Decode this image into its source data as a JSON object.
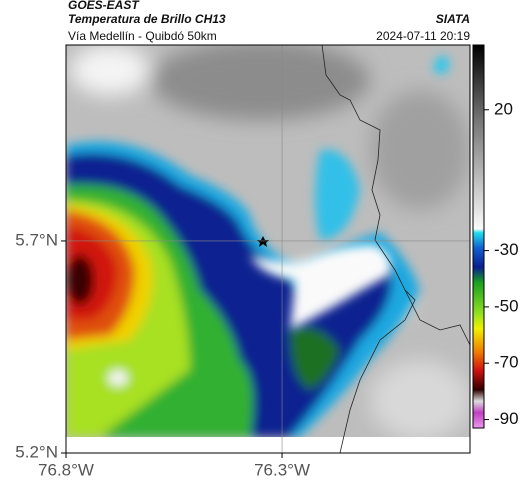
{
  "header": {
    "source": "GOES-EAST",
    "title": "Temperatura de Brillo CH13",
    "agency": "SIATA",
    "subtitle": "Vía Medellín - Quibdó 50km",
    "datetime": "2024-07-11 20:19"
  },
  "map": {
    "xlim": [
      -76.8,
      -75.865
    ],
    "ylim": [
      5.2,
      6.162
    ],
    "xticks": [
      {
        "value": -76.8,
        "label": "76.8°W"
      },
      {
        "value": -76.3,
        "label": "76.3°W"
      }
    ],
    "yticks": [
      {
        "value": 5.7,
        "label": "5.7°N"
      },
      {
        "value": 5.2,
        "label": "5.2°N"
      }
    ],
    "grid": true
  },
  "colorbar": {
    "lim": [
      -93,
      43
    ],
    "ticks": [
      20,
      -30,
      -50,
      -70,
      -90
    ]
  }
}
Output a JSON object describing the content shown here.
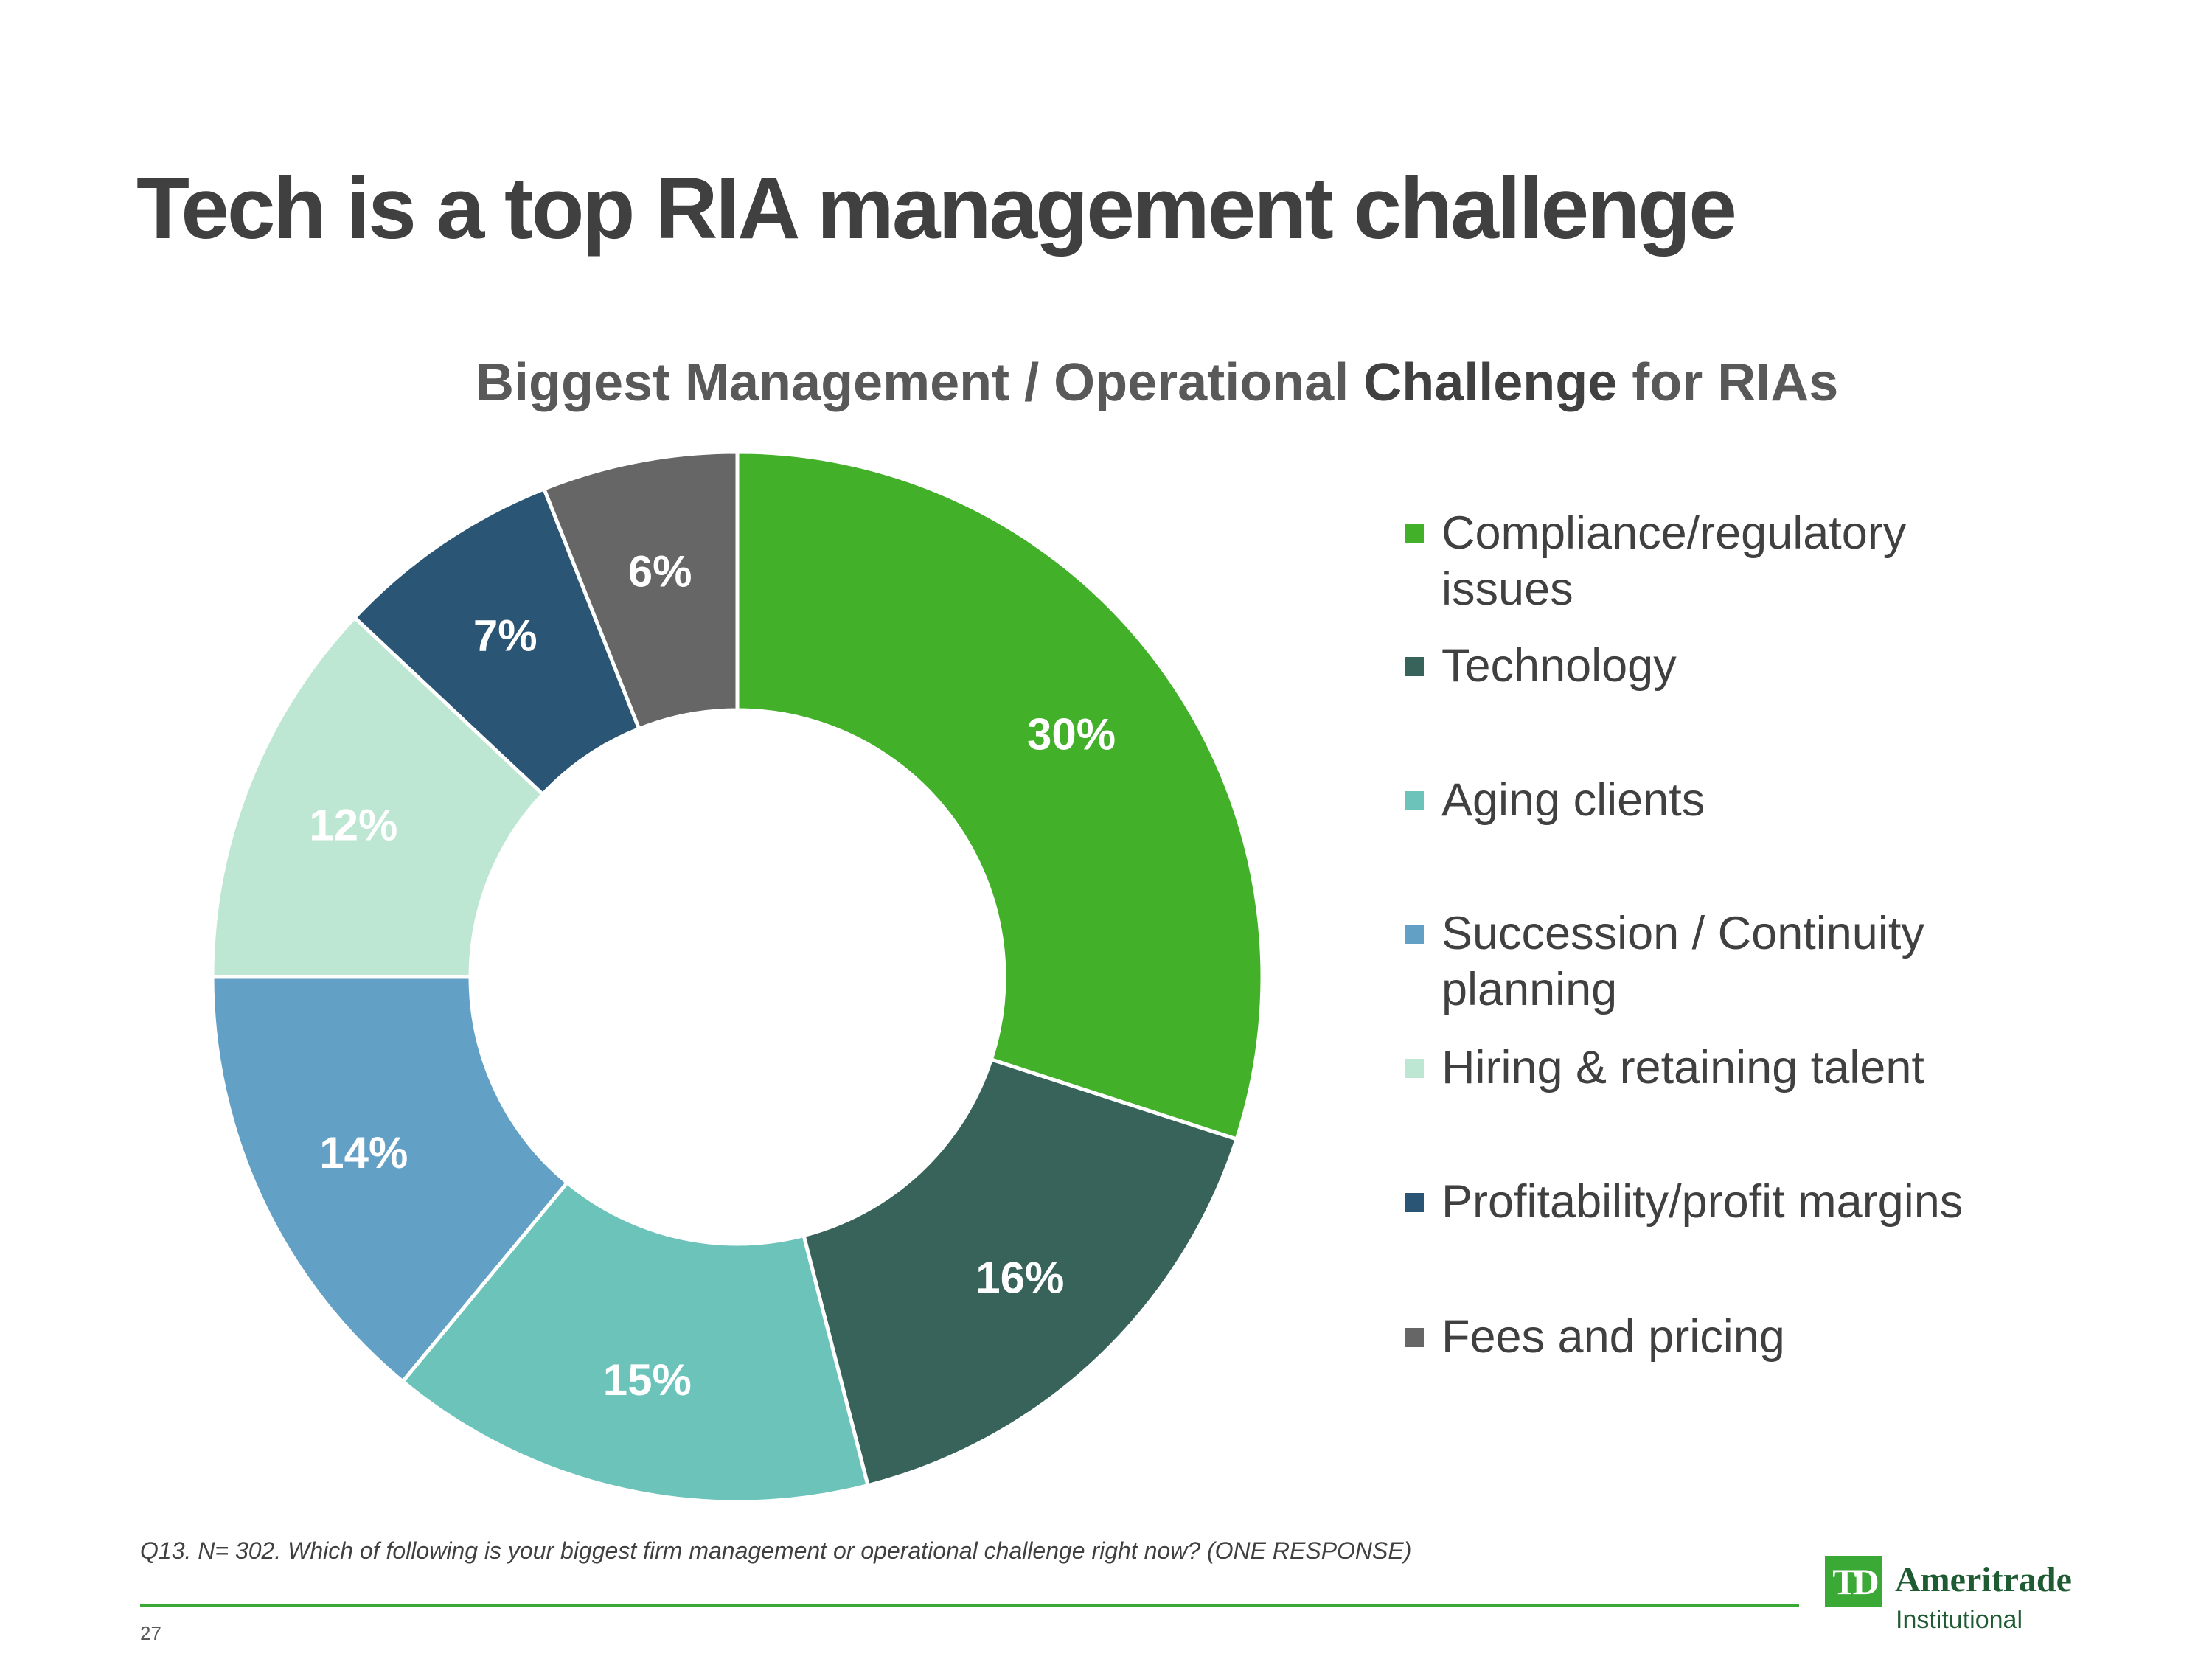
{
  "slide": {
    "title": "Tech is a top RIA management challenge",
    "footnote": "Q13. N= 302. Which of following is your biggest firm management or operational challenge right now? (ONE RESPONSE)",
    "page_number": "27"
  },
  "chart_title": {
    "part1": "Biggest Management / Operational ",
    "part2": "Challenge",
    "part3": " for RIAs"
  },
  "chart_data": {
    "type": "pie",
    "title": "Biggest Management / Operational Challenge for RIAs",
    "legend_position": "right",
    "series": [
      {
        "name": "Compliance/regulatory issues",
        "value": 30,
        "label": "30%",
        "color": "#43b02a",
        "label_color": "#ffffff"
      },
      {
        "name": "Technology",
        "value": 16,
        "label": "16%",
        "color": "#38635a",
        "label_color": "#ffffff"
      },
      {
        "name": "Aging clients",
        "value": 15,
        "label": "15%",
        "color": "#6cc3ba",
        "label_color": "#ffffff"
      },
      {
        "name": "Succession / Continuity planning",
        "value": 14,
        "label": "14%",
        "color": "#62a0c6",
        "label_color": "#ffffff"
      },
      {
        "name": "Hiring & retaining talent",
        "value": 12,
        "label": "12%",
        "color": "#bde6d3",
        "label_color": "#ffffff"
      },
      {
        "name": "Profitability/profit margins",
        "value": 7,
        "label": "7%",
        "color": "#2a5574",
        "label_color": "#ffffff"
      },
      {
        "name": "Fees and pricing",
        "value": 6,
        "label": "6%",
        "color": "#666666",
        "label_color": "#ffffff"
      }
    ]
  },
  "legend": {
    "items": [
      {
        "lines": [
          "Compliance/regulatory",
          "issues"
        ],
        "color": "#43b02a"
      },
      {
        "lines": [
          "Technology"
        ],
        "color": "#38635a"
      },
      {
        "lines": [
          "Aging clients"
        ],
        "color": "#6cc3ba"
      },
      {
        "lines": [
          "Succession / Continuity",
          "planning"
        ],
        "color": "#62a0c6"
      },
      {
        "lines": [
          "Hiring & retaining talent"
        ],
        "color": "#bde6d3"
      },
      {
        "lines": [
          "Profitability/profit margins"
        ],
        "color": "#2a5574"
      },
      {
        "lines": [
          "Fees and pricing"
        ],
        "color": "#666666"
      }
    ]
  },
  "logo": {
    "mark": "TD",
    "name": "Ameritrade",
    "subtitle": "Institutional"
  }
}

#### INSTRUCTIONS FOR THE TASK
Look above for every line with the word "name" and copy it.

#### FINAL RESULT
        "name": "Compliance/regulatory issues",
        "name": "Technology",
        "name": "Aging clients",
        "name": "Succession / Continuity planning",
        "name": "Hiring & retaining talent",
        "name": "Profitability/profit margins",
        "name": "Fees and pricing",
    "name": "Ameritrade",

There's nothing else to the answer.